→ Work instructions
Return the lines where the word "Inhalt" occurs.

→ Dataset
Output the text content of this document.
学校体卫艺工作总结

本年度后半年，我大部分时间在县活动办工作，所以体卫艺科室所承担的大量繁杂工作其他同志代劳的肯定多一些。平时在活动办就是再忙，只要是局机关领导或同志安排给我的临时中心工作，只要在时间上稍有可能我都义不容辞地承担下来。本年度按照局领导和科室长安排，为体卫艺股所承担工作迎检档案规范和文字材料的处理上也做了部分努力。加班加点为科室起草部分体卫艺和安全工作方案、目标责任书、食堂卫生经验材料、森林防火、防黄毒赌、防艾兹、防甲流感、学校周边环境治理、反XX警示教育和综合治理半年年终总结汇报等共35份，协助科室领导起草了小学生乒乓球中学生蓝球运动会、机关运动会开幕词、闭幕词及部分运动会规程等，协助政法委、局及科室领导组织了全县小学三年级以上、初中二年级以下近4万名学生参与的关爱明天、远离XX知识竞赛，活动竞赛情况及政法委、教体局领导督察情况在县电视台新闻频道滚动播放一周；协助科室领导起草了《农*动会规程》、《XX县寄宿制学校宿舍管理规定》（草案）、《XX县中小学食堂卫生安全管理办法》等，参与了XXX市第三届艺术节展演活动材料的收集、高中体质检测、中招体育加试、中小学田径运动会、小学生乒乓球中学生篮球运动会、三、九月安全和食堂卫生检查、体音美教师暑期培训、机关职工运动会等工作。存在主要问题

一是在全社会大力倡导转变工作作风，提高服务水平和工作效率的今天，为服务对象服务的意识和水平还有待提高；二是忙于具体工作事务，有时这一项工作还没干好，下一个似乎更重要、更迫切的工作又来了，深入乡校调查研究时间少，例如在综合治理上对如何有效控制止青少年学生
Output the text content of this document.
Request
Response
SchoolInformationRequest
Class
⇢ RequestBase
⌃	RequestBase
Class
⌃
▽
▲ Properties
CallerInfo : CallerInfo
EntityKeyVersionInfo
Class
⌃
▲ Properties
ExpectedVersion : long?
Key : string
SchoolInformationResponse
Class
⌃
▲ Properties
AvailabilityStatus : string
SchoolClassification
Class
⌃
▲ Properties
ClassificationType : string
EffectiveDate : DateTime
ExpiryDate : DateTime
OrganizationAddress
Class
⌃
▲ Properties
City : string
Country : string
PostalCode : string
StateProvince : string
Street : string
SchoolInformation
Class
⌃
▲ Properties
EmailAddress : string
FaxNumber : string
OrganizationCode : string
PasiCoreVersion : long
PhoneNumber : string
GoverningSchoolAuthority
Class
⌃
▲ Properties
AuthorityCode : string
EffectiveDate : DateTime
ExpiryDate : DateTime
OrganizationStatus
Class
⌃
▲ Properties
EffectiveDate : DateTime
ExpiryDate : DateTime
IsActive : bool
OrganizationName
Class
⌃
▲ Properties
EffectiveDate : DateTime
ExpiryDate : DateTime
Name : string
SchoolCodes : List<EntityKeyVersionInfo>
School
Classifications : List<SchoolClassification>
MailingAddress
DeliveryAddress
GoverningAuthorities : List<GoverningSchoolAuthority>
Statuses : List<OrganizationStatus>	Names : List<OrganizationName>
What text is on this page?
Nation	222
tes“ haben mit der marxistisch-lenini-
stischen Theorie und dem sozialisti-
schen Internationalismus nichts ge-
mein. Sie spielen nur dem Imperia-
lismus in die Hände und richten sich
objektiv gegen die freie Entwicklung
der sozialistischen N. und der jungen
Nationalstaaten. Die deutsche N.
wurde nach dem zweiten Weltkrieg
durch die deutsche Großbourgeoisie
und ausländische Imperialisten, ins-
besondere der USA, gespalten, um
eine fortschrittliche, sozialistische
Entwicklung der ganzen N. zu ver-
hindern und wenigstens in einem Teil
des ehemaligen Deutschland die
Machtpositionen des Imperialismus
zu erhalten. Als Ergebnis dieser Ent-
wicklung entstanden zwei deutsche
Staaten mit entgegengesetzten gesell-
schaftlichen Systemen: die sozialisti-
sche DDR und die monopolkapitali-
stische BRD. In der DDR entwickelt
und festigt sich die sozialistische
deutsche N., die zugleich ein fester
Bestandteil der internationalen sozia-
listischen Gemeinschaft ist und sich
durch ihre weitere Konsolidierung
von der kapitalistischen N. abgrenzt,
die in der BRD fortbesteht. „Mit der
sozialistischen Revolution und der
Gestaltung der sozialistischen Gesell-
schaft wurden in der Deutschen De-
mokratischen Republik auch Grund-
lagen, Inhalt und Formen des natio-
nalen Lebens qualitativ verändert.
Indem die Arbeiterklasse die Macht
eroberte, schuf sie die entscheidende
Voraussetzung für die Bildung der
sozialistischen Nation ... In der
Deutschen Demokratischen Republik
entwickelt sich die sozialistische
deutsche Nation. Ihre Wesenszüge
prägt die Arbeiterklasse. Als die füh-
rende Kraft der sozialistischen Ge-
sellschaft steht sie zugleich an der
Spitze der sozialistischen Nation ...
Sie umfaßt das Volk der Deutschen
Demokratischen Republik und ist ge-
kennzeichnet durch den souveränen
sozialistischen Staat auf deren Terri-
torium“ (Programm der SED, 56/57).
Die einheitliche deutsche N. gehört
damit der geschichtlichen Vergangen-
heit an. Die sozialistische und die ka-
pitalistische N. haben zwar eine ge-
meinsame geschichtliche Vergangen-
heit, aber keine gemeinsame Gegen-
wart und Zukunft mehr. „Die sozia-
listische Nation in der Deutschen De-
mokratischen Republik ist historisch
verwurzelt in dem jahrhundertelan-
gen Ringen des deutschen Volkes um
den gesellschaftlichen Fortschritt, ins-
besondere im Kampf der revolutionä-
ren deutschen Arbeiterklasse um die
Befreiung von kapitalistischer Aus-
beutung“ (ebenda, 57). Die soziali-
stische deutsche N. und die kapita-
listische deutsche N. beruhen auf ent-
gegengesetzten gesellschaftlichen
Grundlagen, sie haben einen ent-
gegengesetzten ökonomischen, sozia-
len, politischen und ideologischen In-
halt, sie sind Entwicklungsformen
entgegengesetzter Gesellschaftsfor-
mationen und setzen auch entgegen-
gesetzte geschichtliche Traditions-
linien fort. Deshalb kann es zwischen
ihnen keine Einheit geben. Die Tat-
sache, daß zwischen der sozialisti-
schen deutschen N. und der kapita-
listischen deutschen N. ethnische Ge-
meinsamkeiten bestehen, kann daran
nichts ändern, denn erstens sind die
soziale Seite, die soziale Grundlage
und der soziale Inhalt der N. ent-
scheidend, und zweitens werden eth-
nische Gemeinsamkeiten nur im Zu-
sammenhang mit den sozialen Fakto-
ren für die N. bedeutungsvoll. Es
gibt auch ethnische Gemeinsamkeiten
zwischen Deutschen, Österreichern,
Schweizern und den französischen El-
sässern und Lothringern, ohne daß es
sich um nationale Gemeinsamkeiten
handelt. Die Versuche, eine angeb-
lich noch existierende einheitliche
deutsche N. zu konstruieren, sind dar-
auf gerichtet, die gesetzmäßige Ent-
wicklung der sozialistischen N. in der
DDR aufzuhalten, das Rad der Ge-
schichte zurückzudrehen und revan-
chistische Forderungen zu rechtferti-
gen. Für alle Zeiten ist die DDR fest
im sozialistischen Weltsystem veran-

→ Complete answer
lagen, Inhalt und Formen des natio-
und der soziale Inhalt der N. ent-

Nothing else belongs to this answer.